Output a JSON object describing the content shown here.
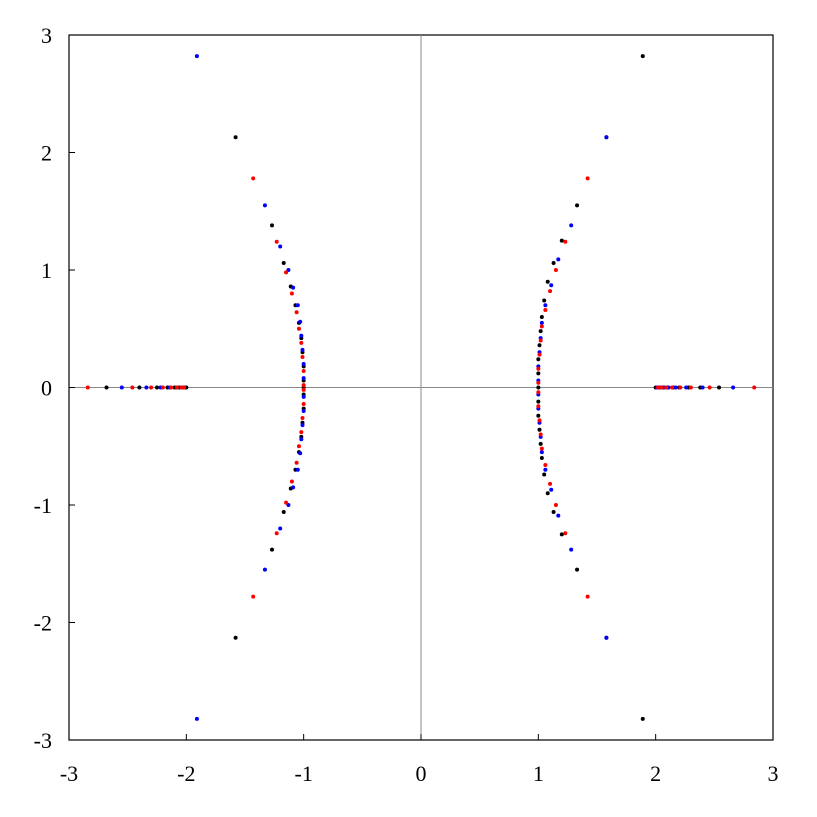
{
  "chart_data": {
    "type": "scatter",
    "title": "",
    "xlabel": "",
    "ylabel": "",
    "xlim": [
      -3,
      3
    ],
    "ylim": [
      -3,
      3
    ],
    "grid": false,
    "legend": "none",
    "x_ticks": [
      "-3",
      "-2",
      "-1",
      "0",
      "1",
      "2",
      "3"
    ],
    "y_ticks": [
      "3",
      "2",
      "1",
      "0",
      "-1",
      "-2",
      "-3"
    ],
    "series": [
      {
        "color": "#000000",
        "points": [
          [
            1.89,
            2.82
          ],
          [
            1.58,
            2.13
          ],
          [
            1.33,
            1.55
          ],
          [
            1.2,
            1.25
          ],
          [
            1.13,
            1.06
          ],
          [
            1.08,
            0.9
          ],
          [
            1.05,
            0.74
          ],
          [
            1.03,
            0.6
          ],
          [
            1.02,
            0.48
          ],
          [
            1.01,
            0.36
          ],
          [
            1.0,
            0.24
          ],
          [
            1.0,
            0.12
          ],
          [
            1.0,
            0.0
          ],
          [
            1.89,
            -2.82
          ],
          [
            1.58,
            -2.13
          ],
          [
            1.33,
            -1.55
          ],
          [
            1.2,
            -1.25
          ],
          [
            1.13,
            -1.06
          ],
          [
            1.08,
            -0.9
          ],
          [
            1.05,
            -0.74
          ],
          [
            1.03,
            -0.6
          ],
          [
            1.02,
            -0.48
          ],
          [
            1.01,
            -0.36
          ],
          [
            1.0,
            -0.24
          ],
          [
            1.0,
            -0.12
          ],
          [
            -1.58,
            2.13
          ],
          [
            -1.27,
            1.38
          ],
          [
            -1.17,
            1.06
          ],
          [
            -1.11,
            0.86
          ],
          [
            -1.07,
            0.7
          ],
          [
            -1.04,
            0.55
          ],
          [
            -1.02,
            0.42
          ],
          [
            -1.01,
            0.3
          ],
          [
            -1.0,
            0.18
          ],
          [
            -1.0,
            0.06
          ],
          [
            -1.0,
            0.0
          ],
          [
            -1.58,
            -2.13
          ],
          [
            -1.27,
            -1.38
          ],
          [
            -1.17,
            -1.06
          ],
          [
            -1.11,
            -0.86
          ],
          [
            -1.07,
            -0.7
          ],
          [
            -1.04,
            -0.55
          ],
          [
            -1.02,
            -0.42
          ],
          [
            -1.01,
            -0.3
          ],
          [
            -1.0,
            -0.18
          ],
          [
            -1.0,
            -0.06
          ],
          [
            2.54,
            0
          ],
          [
            2.38,
            0
          ],
          [
            2.28,
            0
          ],
          [
            2.2,
            0
          ],
          [
            2.15,
            0
          ],
          [
            2.1,
            0
          ],
          [
            2.07,
            0
          ],
          [
            2.04,
            0
          ],
          [
            2.02,
            0
          ],
          [
            2.0,
            0
          ],
          [
            -2.68,
            0
          ],
          [
            -2.4,
            0
          ],
          [
            -2.25,
            0
          ],
          [
            -2.16,
            0
          ],
          [
            -2.1,
            0
          ],
          [
            -2.06,
            0
          ],
          [
            -2.03,
            0
          ],
          [
            -2.01,
            0
          ],
          [
            -2.0,
            0
          ]
        ]
      },
      {
        "color": "#0000ff",
        "points": [
          [
            1.58,
            2.13
          ],
          [
            1.28,
            1.38
          ],
          [
            1.17,
            1.09
          ],
          [
            1.11,
            0.87
          ],
          [
            1.06,
            0.7
          ],
          [
            1.03,
            0.55
          ],
          [
            1.02,
            0.42
          ],
          [
            1.01,
            0.3
          ],
          [
            1.0,
            0.18
          ],
          [
            1.0,
            0.06
          ],
          [
            1.58,
            -2.13
          ],
          [
            1.28,
            -1.38
          ],
          [
            1.17,
            -1.09
          ],
          [
            1.11,
            -0.87
          ],
          [
            1.06,
            -0.7
          ],
          [
            1.03,
            -0.55
          ],
          [
            1.02,
            -0.42
          ],
          [
            1.01,
            -0.3
          ],
          [
            1.0,
            -0.18
          ],
          [
            1.0,
            -0.06
          ],
          [
            -1.91,
            2.82
          ],
          [
            -1.33,
            1.55
          ],
          [
            -1.2,
            1.2
          ],
          [
            -1.13,
            1.0
          ],
          [
            -1.09,
            0.85
          ],
          [
            -1.05,
            0.7
          ],
          [
            -1.03,
            0.56
          ],
          [
            -1.02,
            0.44
          ],
          [
            -1.01,
            0.32
          ],
          [
            -1.0,
            0.2
          ],
          [
            -1.0,
            0.08
          ],
          [
            -1.91,
            -2.82
          ],
          [
            -1.33,
            -1.55
          ],
          [
            -1.2,
            -1.2
          ],
          [
            -1.13,
            -1.0
          ],
          [
            -1.09,
            -0.85
          ],
          [
            -1.05,
            -0.7
          ],
          [
            -1.03,
            -0.56
          ],
          [
            -1.02,
            -0.44
          ],
          [
            -1.01,
            -0.32
          ],
          [
            -1.0,
            -0.2
          ],
          [
            -1.0,
            -0.08
          ],
          [
            2.66,
            0
          ],
          [
            2.4,
            0
          ],
          [
            2.26,
            0
          ],
          [
            2.17,
            0
          ],
          [
            2.11,
            0
          ],
          [
            2.06,
            0
          ],
          [
            2.03,
            0
          ],
          [
            2.01,
            0
          ],
          [
            -2.55,
            0
          ],
          [
            -2.34,
            0
          ],
          [
            -2.22,
            0
          ],
          [
            -2.14,
            0
          ],
          [
            -2.08,
            0
          ],
          [
            -2.04,
            0
          ],
          [
            -2.02,
            0
          ]
        ]
      },
      {
        "color": "#ff0000",
        "points": [
          [
            1.42,
            1.78
          ],
          [
            1.23,
            1.24
          ],
          [
            1.15,
            1.0
          ],
          [
            1.1,
            0.82
          ],
          [
            1.06,
            0.66
          ],
          [
            1.03,
            0.52
          ],
          [
            1.02,
            0.4
          ],
          [
            1.01,
            0.28
          ],
          [
            1.0,
            0.16
          ],
          [
            1.0,
            0.04
          ],
          [
            1.42,
            -1.78
          ],
          [
            1.23,
            -1.24
          ],
          [
            1.15,
            -1.0
          ],
          [
            1.1,
            -0.82
          ],
          [
            1.06,
            -0.66
          ],
          [
            1.03,
            -0.52
          ],
          [
            1.02,
            -0.4
          ],
          [
            1.01,
            -0.28
          ],
          [
            1.0,
            -0.16
          ],
          [
            1.0,
            -0.04
          ],
          [
            -1.43,
            1.78
          ],
          [
            -1.23,
            1.24
          ],
          [
            -1.15,
            0.98
          ],
          [
            -1.1,
            0.8
          ],
          [
            -1.06,
            0.64
          ],
          [
            -1.04,
            0.5
          ],
          [
            -1.02,
            0.38
          ],
          [
            -1.01,
            0.26
          ],
          [
            -1.0,
            0.14
          ],
          [
            -1.0,
            0.02
          ],
          [
            -1.43,
            -1.78
          ],
          [
            -1.23,
            -1.24
          ],
          [
            -1.15,
            -0.98
          ],
          [
            -1.1,
            -0.8
          ],
          [
            -1.06,
            -0.64
          ],
          [
            -1.04,
            -0.5
          ],
          [
            -1.02,
            -0.38
          ],
          [
            -1.01,
            -0.26
          ],
          [
            -1.0,
            -0.14
          ],
          [
            -1.0,
            -0.02
          ],
          [
            2.84,
            0
          ],
          [
            2.46,
            0
          ],
          [
            2.3,
            0
          ],
          [
            2.21,
            0
          ],
          [
            2.14,
            0
          ],
          [
            2.09,
            0
          ],
          [
            2.05,
            0
          ],
          [
            2.02,
            0
          ],
          [
            -2.84,
            0
          ],
          [
            -2.46,
            0
          ],
          [
            -2.3,
            0
          ],
          [
            -2.2,
            0
          ],
          [
            -2.13,
            0
          ],
          [
            -2.08,
            0
          ],
          [
            -2.04,
            0
          ],
          [
            -2.02,
            0
          ]
        ]
      }
    ]
  }
}
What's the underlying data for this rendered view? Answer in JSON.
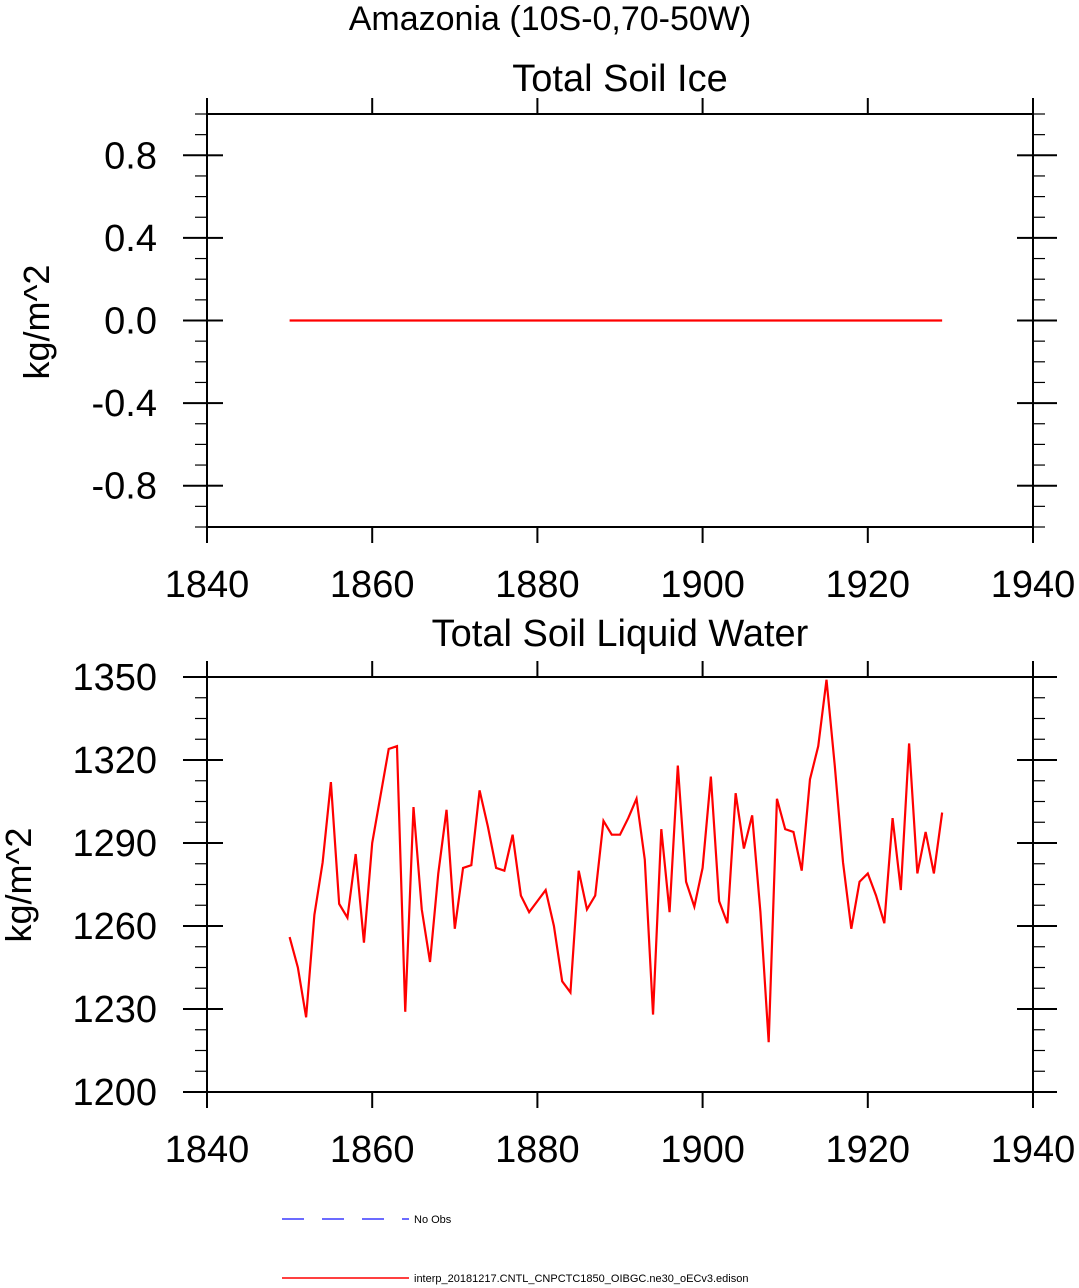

************

The task. Check each line of the records above for the word "color", then give the number of lines that have it, with no other words.

Answer to this problem. 3